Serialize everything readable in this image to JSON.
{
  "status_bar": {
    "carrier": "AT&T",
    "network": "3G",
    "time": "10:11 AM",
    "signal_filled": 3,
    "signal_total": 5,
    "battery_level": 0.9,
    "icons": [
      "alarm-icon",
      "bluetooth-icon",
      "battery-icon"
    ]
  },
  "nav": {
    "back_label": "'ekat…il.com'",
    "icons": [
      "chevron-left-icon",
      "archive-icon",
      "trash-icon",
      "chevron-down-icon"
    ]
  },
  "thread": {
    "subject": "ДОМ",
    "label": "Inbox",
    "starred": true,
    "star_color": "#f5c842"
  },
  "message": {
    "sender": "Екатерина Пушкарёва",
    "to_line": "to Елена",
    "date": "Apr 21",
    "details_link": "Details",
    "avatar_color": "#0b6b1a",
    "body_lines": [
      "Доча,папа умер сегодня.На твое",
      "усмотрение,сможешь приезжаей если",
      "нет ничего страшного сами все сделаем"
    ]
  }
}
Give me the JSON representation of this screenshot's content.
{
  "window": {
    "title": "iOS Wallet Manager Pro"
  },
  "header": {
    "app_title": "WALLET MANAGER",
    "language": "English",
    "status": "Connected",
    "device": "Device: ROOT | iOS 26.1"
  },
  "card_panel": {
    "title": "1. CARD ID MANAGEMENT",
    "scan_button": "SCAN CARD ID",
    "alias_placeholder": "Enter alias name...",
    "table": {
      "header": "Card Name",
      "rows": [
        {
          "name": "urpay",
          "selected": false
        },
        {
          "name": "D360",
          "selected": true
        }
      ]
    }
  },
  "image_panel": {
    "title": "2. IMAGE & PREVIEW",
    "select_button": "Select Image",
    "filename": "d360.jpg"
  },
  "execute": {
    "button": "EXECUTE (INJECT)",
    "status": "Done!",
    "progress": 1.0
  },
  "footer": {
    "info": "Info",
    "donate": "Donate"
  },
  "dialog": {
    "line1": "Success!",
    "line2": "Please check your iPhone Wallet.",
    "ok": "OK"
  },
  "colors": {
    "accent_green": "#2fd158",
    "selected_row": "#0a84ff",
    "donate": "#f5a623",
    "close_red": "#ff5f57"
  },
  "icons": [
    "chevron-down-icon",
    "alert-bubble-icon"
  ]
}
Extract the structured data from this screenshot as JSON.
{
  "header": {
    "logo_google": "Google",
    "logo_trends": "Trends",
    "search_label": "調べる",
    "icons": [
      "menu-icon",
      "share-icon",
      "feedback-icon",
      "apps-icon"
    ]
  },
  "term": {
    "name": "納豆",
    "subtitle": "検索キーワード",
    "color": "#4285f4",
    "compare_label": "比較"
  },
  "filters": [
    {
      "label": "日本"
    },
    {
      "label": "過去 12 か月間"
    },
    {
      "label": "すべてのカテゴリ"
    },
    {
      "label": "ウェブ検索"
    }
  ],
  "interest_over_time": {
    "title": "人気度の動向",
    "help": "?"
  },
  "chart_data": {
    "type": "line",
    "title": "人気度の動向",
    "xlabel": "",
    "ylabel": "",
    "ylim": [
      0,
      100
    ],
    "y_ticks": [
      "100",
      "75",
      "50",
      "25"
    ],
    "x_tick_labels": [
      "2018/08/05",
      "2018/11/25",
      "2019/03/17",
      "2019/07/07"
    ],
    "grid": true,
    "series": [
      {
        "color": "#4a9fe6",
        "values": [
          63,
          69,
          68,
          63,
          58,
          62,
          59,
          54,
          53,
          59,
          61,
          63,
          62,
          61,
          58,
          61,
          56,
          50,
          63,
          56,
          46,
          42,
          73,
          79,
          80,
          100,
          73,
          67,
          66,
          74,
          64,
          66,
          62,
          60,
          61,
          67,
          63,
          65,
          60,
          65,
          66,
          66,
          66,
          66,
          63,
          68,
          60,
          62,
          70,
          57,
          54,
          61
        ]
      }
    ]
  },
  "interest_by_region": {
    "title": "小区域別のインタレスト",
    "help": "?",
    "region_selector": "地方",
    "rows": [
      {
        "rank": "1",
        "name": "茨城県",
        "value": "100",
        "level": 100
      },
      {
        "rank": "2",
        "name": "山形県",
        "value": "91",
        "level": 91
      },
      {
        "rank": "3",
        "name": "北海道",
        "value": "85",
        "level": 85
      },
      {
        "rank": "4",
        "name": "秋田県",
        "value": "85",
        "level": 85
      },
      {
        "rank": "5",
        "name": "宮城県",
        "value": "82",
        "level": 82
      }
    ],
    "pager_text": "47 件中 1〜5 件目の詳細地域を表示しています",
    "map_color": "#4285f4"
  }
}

---*---

▶ [Written task]
Restate each entry exactly, skipping none.

▶ [Worked answer]
Serialize everything readable in this image to JSON.
{
  "status_bar": {
    "carrier": "AT&T",
    "network": "3G",
    "time": "10:11 AM",
    "signal_filled": 3,
    "signal_total": 5,
    "battery_level": 0.9,
    "icons": [
      "alarm-icon",
      "bluetooth-icon",
      "battery-icon"
    ]
  },
  "nav": {
    "back_label": "'ekat…il.com'",
    "icons": [
      "chevron-left-icon",
      "archive-icon",
      "trash-icon",
      "chevron-down-icon"
    ]
  },
  "thread": {
    "subject": "ДОМ",
    "label": "Inbox",
    "starred": true,
    "star_color": "#f5c842"
  },
  "message": {
    "sender": "Екатерина Пушкарёва",
    "to_line": "to Елена",
    "date": "Apr 21",
    "details_link": "Details",
    "avatar_color": "#0b6b1a",
    "body_lines": [
      "Доча,папа умер сегодня.На твое",
      "усмотрение,сможешь приезжаей если",
      "нет ничего страшного сами все сделаем"
    ]
  }
}
Give me the JSON representation of this screenshot's content.
{
  "window": {
    "title": "iOS Wallet Manager Pro"
  },
  "header": {
    "app_title": "WALLET MANAGER",
    "language": "English",
    "status": "Connected",
    "device": "Device: ROOT | iOS 26.1"
  },
  "card_panel": {
    "title": "1. CARD ID MANAGEMENT",
    "scan_button": "SCAN CARD ID",
    "alias_placeholder": "Enter alias name...",
    "table": {
      "header": "Card Name",
      "rows": [
        {
          "name": "urpay",
          "selected": false
        },
        {
          "name": "D360",
          "selected": true
        }
      ]
    }
  },
  "image_panel": {
    "title": "2. IMAGE & PREVIEW",
    "select_button": "Select Image",
    "filename": "d360.jpg"
  },
  "execute": {
    "button": "EXECUTE (INJECT)",
    "status": "Done!",
    "progress": 1.0
  },
  "footer": {
    "info": "Info",
    "donate": "Donate"
  },
  "dialog": {
    "line1": "Success!",
    "line2": "Please check your iPhone Wallet.",
    "ok": "OK"
  },
  "colors": {
    "accent_green": "#2fd158",
    "selected_row": "#0a84ff",
    "donate": "#f5a623",
    "close_red": "#ff5f57"
  },
  "icons": [
    "chevron-down-icon",
    "alert-bubble-icon"
  ]
}
Extract the structured data from this screenshot as JSON.
{
  "header": {
    "logo_google": "Google",
    "logo_trends": "Trends",
    "search_label": "調べる",
    "icons": [
      "menu-icon",
      "share-icon",
      "feedback-icon",
      "apps-icon"
    ]
  },
  "term": {
    "name": "納豆",
    "subtitle": "検索キーワード",
    "color": "#4285f4",
    "compare_label": "比較"
  },
  "filters": [
    {
      "label": "日本"
    },
    {
      "label": "過去 12 か月間"
    },
    {
      "label": "すべてのカテゴリ"
    },
    {
      "label": "ウェブ検索"
    }
  ],
  "interest_over_time": {
    "title": "人気度の動向",
    "help": "?"
  },
  "chart_data": {
    "type": "line",
    "title": "人気度の動向",
    "xlabel": "",
    "ylabel": "",
    "ylim": [
      0,
      100
    ],
    "y_ticks": [
      "100",
      "75",
      "50",
      "25"
    ],
    "x_tick_labels": [
      "2018/08/05",
      "2018/11/25",
      "2019/03/17",
      "2019/07/07"
    ],
    "grid": true,
    "series": [
      {
        "color": "#4a9fe6",
        "values": [
          63,
          69,
          68,
          63,
          58,
          62,
          59,
          54,
          53,
          59,
          61,
          63,
          62,
          61,
          58,
          61,
          56,
          50,
          63,
          56,
          46,
          42,
          73,
          79,
          80,
          100,
          73,
          67,
          66,
          74,
          64,
          66,
          62,
          60,
          61,
          67,
          63,
          65,
          60,
          65,
          66,
          66,
          66,
          66,
          63,
          68,
          60,
          62,
          70,
          57,
          54,
          61
        ]
      }
    ]
  },
  "interest_by_region": {
    "title": "小区域別のインタレスト",
    "help": "?",
    "region_selector": "地方",
    "rows": [
      {
        "rank": "1",
        "name": "茨城県",
        "value": "100",
        "level": 100
      },
      {
        "rank": "2",
        "name": "山形県",
        "value": "91",
        "level": 91
      },
      {
        "rank": "3",
        "name": "北海道",
        "value": "85",
        "level": 85
      },
      {
        "rank": "4",
        "name": "秋田県",
        "value": "85",
        "level": 85
      },
      {
        "rank": "5",
        "name": "宮城県",
        "value": "82",
        "level": 82
      }
    ],
    "pager_text": "47 件中 1〜5 件目の詳細地域を表示しています",
    "map_color": "#4285f4"
  }
}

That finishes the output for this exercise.